*Directive*: Check each line for the word "document" and report how many have it. Give nothing else.

*Raw data*:
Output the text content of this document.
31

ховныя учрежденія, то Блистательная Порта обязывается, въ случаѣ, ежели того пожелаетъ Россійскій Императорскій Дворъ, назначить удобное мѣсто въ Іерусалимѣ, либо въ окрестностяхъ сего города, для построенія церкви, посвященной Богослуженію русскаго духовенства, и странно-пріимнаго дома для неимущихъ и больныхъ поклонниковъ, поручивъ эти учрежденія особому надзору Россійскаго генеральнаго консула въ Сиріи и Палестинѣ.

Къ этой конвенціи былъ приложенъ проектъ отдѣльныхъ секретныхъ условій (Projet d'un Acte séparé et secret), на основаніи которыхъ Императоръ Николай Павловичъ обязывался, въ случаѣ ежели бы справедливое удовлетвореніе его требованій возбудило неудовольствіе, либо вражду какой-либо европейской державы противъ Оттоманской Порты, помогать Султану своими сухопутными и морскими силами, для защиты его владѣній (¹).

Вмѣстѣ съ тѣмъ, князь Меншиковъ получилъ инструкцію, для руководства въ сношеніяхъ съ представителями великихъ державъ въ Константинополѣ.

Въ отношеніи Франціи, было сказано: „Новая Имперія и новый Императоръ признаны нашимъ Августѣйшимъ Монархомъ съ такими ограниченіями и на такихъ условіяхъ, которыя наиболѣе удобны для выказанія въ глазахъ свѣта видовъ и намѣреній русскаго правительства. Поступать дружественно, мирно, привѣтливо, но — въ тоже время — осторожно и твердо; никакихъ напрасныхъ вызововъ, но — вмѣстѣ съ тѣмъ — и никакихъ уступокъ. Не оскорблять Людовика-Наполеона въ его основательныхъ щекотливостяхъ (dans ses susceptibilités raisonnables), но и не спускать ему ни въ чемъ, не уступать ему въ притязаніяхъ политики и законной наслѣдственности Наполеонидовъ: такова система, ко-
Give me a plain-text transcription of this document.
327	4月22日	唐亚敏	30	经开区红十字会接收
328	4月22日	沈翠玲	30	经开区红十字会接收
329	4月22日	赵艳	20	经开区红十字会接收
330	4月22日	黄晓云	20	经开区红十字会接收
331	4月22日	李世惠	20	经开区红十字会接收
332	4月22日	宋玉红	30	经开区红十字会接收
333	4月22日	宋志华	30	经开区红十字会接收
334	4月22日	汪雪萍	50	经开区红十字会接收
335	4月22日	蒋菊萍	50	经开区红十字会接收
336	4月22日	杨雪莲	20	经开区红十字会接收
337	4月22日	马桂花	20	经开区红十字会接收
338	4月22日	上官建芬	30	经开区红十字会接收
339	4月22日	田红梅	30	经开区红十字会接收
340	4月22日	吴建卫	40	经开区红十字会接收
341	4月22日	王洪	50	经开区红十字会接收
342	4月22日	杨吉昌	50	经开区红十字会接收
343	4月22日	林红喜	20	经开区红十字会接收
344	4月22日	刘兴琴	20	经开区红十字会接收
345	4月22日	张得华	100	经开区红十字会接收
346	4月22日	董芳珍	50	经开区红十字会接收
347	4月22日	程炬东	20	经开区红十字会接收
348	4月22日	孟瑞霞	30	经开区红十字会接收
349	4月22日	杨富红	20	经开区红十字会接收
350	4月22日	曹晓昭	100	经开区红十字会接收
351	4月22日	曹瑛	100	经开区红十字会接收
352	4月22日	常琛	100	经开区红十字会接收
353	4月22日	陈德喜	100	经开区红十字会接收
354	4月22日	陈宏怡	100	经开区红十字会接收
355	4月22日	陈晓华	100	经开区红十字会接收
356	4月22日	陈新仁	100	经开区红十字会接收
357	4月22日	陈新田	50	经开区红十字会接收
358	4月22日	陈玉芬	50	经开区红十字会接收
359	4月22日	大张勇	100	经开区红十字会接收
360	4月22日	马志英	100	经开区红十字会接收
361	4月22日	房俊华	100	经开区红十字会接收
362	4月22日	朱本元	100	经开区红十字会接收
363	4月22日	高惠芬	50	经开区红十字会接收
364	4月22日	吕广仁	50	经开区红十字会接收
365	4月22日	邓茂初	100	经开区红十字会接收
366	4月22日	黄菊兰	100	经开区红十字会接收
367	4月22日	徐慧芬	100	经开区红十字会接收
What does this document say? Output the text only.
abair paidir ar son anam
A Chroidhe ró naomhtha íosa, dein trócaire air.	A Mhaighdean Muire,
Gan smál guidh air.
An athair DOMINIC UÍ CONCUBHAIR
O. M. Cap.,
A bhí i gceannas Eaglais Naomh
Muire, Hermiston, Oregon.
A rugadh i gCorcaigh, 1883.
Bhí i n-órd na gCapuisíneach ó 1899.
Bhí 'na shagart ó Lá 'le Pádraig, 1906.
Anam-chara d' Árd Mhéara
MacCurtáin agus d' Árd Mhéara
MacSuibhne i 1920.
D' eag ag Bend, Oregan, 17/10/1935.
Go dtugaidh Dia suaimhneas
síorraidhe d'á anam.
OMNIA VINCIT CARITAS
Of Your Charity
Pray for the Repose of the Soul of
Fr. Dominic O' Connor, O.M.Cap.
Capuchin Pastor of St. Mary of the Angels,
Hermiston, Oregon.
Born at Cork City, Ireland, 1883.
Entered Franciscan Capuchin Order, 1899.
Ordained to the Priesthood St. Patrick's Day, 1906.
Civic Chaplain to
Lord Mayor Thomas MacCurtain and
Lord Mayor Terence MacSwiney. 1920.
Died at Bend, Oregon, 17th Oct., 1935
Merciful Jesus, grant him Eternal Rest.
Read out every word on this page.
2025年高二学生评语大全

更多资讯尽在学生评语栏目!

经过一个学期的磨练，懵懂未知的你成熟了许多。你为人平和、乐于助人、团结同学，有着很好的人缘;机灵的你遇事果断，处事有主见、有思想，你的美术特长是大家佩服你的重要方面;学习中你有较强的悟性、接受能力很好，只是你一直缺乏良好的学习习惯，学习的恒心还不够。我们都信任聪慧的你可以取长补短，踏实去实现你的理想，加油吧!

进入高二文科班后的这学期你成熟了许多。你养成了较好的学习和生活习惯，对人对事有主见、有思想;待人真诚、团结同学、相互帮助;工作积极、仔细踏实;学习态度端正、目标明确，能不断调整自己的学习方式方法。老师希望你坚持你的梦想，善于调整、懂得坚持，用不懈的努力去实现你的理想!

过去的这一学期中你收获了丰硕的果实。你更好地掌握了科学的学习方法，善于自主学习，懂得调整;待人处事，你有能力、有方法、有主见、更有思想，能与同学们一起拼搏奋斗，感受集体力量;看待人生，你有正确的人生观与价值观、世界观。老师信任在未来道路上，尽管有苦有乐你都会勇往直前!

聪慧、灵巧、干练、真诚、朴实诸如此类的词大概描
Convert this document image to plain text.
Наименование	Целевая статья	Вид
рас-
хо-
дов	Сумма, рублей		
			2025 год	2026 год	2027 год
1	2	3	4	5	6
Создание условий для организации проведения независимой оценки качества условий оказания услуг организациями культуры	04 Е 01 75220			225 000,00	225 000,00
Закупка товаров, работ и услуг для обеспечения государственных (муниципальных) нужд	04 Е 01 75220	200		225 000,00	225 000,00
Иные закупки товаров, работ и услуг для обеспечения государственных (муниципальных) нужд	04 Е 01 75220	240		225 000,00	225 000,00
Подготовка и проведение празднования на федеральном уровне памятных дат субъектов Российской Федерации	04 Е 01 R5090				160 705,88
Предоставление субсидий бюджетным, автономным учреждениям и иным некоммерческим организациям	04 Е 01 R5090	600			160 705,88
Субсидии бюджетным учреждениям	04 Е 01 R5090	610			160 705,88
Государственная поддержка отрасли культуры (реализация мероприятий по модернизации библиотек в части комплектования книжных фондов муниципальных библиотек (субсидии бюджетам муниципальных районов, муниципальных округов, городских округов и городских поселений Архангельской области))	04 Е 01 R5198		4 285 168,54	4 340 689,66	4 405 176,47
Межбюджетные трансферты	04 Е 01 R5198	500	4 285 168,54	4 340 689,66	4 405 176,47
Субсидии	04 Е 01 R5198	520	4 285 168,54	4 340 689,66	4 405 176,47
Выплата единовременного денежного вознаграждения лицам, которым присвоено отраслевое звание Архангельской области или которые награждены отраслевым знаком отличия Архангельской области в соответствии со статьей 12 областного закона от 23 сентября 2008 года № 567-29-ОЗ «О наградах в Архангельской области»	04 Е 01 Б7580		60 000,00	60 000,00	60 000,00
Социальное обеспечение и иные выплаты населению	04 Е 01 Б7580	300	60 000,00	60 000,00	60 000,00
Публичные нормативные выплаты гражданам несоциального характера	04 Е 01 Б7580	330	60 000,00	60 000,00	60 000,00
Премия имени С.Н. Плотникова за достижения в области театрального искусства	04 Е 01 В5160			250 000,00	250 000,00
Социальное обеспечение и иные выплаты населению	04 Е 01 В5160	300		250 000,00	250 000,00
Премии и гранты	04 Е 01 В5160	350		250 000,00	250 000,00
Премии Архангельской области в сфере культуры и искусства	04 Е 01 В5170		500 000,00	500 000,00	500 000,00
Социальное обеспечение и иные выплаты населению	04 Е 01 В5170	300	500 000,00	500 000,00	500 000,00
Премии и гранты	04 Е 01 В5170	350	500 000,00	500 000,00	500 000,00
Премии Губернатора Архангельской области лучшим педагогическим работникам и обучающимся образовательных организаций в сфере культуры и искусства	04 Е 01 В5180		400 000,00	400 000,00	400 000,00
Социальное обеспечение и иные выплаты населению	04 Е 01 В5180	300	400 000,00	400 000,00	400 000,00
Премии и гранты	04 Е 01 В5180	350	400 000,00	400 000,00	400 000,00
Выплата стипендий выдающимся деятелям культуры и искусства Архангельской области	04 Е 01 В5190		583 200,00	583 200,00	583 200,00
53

*Task answer*: 4